> Data:
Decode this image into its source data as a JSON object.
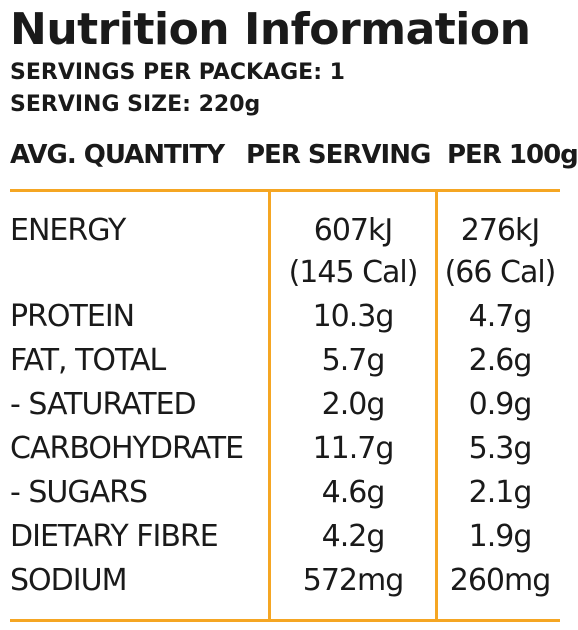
{
  "title": "Nutrition Information",
  "servings_per_package": "SERVINGS PER PACKAGE: 1",
  "serving_size": "SERVING SIZE: 220g",
  "headers": {
    "quantity": "AVG. QUANTITY",
    "per_serving": "PER SERVING",
    "per_100g": "PER 100g"
  },
  "accent_color": "#f5a623",
  "rows": [
    {
      "name": "ENERGY",
      "per_serving": "607kJ",
      "per_serving_sub": "(145 Cal)",
      "per_100g": "276kJ",
      "per_100g_sub": "(66 Cal)"
    },
    {
      "name": "PROTEIN",
      "per_serving": "10.3g",
      "per_100g": "4.7g"
    },
    {
      "name": "FAT, TOTAL",
      "per_serving": "5.7g",
      "per_100g": "2.6g"
    },
    {
      "name": "- SATURATED",
      "per_serving": "2.0g",
      "per_100g": "0.9g"
    },
    {
      "name": "CARBOHYDRATE",
      "per_serving": "11.7g",
      "per_100g": "5.3g"
    },
    {
      "name": "- SUGARS",
      "per_serving": "4.6g",
      "per_100g": "2.1g"
    },
    {
      "name": "DIETARY FIBRE",
      "per_serving": "4.2g",
      "per_100g": "1.9g"
    },
    {
      "name": "SODIUM",
      "per_serving": "572mg",
      "per_100g": "260mg"
    }
  ]
}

> Work task: Output the data above without changes, apart from leaving out the pictures.

> Finished exercise:
Decode this image into its source data as a JSON object.
{
  "title": "Nutrition Information",
  "servings_per_package": "SERVINGS PER PACKAGE: 1",
  "serving_size": "SERVING SIZE: 220g",
  "headers": {
    "quantity": "AVG. QUANTITY",
    "per_serving": "PER SERVING",
    "per_100g": "PER 100g"
  },
  "accent_color": "#f5a623",
  "rows": [
    {
      "name": "ENERGY",
      "per_serving": "607kJ",
      "per_serving_sub": "(145 Cal)",
      "per_100g": "276kJ",
      "per_100g_sub": "(66 Cal)"
    },
    {
      "name": "PROTEIN",
      "per_serving": "10.3g",
      "per_100g": "4.7g"
    },
    {
      "name": "FAT, TOTAL",
      "per_serving": "5.7g",
      "per_100g": "2.6g"
    },
    {
      "name": "- SATURATED",
      "per_serving": "2.0g",
      "per_100g": "0.9g"
    },
    {
      "name": "CARBOHYDRATE",
      "per_serving": "11.7g",
      "per_100g": "5.3g"
    },
    {
      "name": "- SUGARS",
      "per_serving": "4.6g",
      "per_100g": "2.1g"
    },
    {
      "name": "DIETARY FIBRE",
      "per_serving": "4.2g",
      "per_100g": "1.9g"
    },
    {
      "name": "SODIUM",
      "per_serving": "572mg",
      "per_100g": "260mg"
    }
  ]
}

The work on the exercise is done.